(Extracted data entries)
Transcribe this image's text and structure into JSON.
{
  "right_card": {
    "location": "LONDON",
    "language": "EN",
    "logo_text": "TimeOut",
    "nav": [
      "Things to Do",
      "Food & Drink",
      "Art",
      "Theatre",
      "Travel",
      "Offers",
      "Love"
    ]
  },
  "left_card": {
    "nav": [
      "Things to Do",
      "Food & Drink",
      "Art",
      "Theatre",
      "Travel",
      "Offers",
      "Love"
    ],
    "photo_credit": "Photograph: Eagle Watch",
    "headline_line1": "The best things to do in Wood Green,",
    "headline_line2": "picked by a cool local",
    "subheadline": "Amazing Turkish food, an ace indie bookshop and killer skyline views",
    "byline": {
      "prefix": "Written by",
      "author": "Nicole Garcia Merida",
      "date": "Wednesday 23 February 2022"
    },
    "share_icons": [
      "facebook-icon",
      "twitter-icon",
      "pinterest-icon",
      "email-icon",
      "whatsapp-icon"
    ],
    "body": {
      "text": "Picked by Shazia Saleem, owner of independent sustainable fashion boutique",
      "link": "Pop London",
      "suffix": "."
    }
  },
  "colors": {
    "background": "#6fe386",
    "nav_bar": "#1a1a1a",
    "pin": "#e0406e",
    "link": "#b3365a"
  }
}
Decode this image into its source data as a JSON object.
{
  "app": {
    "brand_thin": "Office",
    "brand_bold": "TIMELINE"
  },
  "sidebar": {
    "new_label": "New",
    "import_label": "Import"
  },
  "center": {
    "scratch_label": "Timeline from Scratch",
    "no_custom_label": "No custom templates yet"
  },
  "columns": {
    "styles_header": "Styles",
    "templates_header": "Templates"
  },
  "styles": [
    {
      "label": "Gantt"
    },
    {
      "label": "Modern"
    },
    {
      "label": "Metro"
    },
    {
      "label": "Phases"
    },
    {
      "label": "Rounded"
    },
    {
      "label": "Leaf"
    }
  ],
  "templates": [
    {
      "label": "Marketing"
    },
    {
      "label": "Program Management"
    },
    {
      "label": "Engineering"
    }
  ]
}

* **BRIEF**
Quote all the records exactly, please, leaving none out.

* **TASK RESPONSE**
Transcribe this image's text and structure into JSON.
{
  "right_card": {
    "location": "LONDON",
    "language": "EN",
    "logo_text": "TimeOut",
    "nav": [
      "Things to Do",
      "Food & Drink",
      "Art",
      "Theatre",
      "Travel",
      "Offers",
      "Love"
    ]
  },
  "left_card": {
    "nav": [
      "Things to Do",
      "Food & Drink",
      "Art",
      "Theatre",
      "Travel",
      "Offers",
      "Love"
    ],
    "photo_credit": "Photograph: Eagle Watch",
    "headline_line1": "The best things to do in Wood Green,",
    "headline_line2": "picked by a cool local",
    "subheadline": "Amazing Turkish food, an ace indie bookshop and killer skyline views",
    "byline": {
      "prefix": "Written by",
      "author": "Nicole Garcia Merida",
      "date": "Wednesday 23 February 2022"
    },
    "share_icons": [
      "facebook-icon",
      "twitter-icon",
      "pinterest-icon",
      "email-icon",
      "whatsapp-icon"
    ],
    "body": {
      "text": "Picked by Shazia Saleem, owner of independent sustainable fashion boutique",
      "link": "Pop London",
      "suffix": "."
    }
  },
  "colors": {
    "background": "#6fe386",
    "nav_bar": "#1a1a1a",
    "pin": "#e0406e",
    "link": "#b3365a"
  }
}
Decode this image into its source data as a JSON object.
{
  "app": {
    "brand_thin": "Office",
    "brand_bold": "TIMELINE"
  },
  "sidebar": {
    "new_label": "New",
    "import_label": "Import"
  },
  "center": {
    "scratch_label": "Timeline from Scratch",
    "no_custom_label": "No custom templates yet"
  },
  "columns": {
    "styles_header": "Styles",
    "templates_header": "Templates"
  },
  "styles": [
    {
      "label": "Gantt"
    },
    {
      "label": "Modern"
    },
    {
      "label": "Metro"
    },
    {
      "label": "Phases"
    },
    {
      "label": "Rounded"
    },
    {
      "label": "Leaf"
    }
  ],
  "templates": [
    {
      "label": "Marketing"
    },
    {
      "label": "Program Management"
    },
    {
      "label": "Engineering"
    }
  ]
}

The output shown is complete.